Count the lines that include the string "在取消列的冻结之后", and give only that number.

%%

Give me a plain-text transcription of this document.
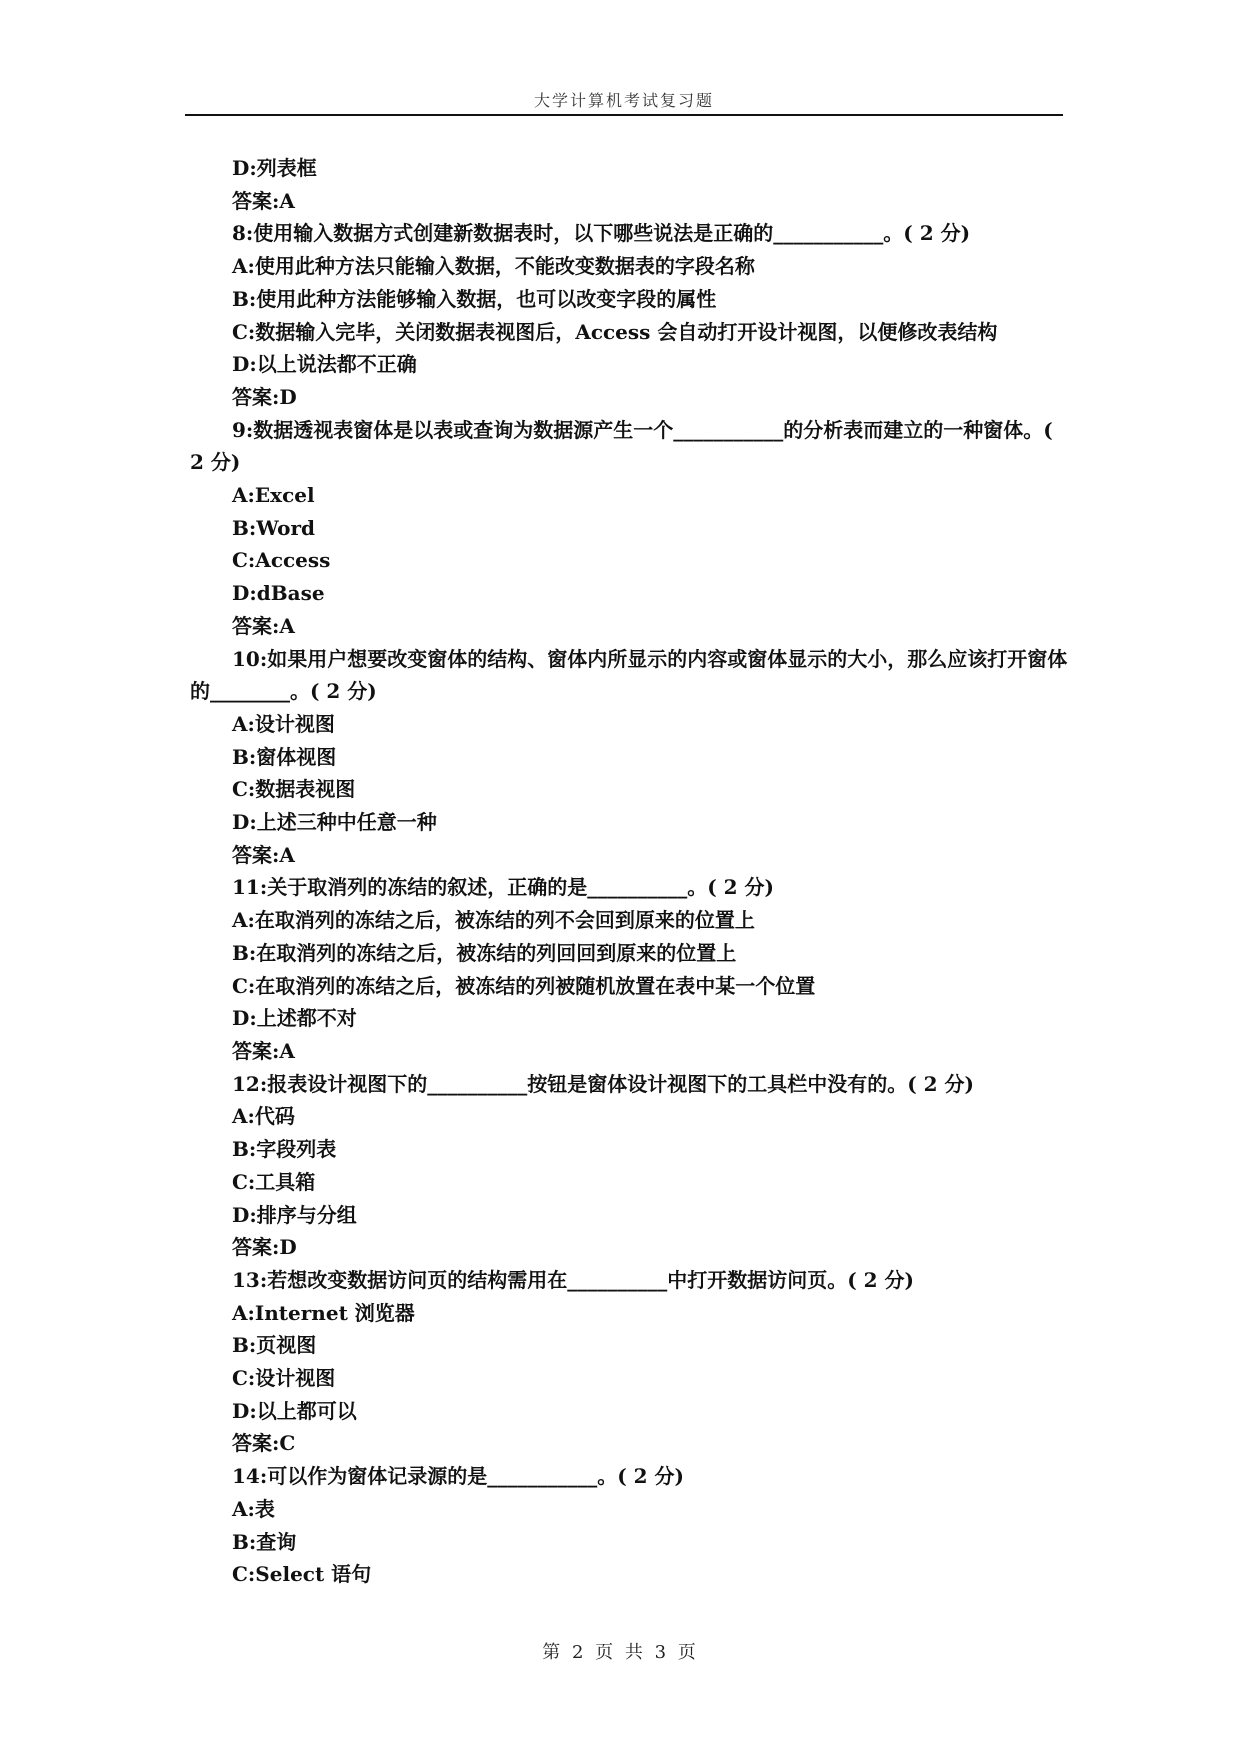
大学计算机考试复习题
D:列表框
答案:A
8:使用输入数据方式创建新数据表时，以下哪些说法是正确的___________。( 2 分)
A:使用此种方法只能输入数据，不能改变数据表的字段名称
B:使用此种方法能够输入数据，也可以改变字段的属性
C:数据输入完毕，关闭数据表视图后，Access 会自动打开设计视图，以便修改表结构
D:以上说法都不正确
答案:D
9:数据透视表窗体是以表或查询为数据源产生一个___________的分析表而建立的一种窗体。( 2 分)
A:Excel
B:Word
C:Access
D:dBase
答案:A
10:如果用户想要改变窗体的结构、窗体内所显示的内容或窗体显示的大小，那么应该打开窗体的________。( 2 分)
A:设计视图
B:窗体视图
C:数据表视图
D:上述三种中任意一种
答案:A
11:关于取消列的冻结的叙述，正确的是__________。( 2 分)
A:在取消列的冻结之后，被冻结的列不会回到原来的位置上
B:在取消列的冻结之后，被冻结的列回回到原来的位置上
C:在取消列的冻结之后，被冻结的列被随机放置在表中某一个位置
D:上述都不对
答案:A
12:报表设计视图下的__________按钮是窗体设计视图下的工具栏中没有的。( 2 分)
A:代码
B:字段列表
C:工具箱
D:排序与分组
答案:D
13:若想改变数据访问页的结构需用在__________中打开数据访问页。( 2 分)
A:Internet 浏览器
B:页视图
C:设计视图
D:以上都可以
答案:C
14:可以作为窗体记录源的是___________。( 2 分)
A:表
B:查询
C:Select 语句
第 2 页 共 3 页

%%

> [Response below]: 3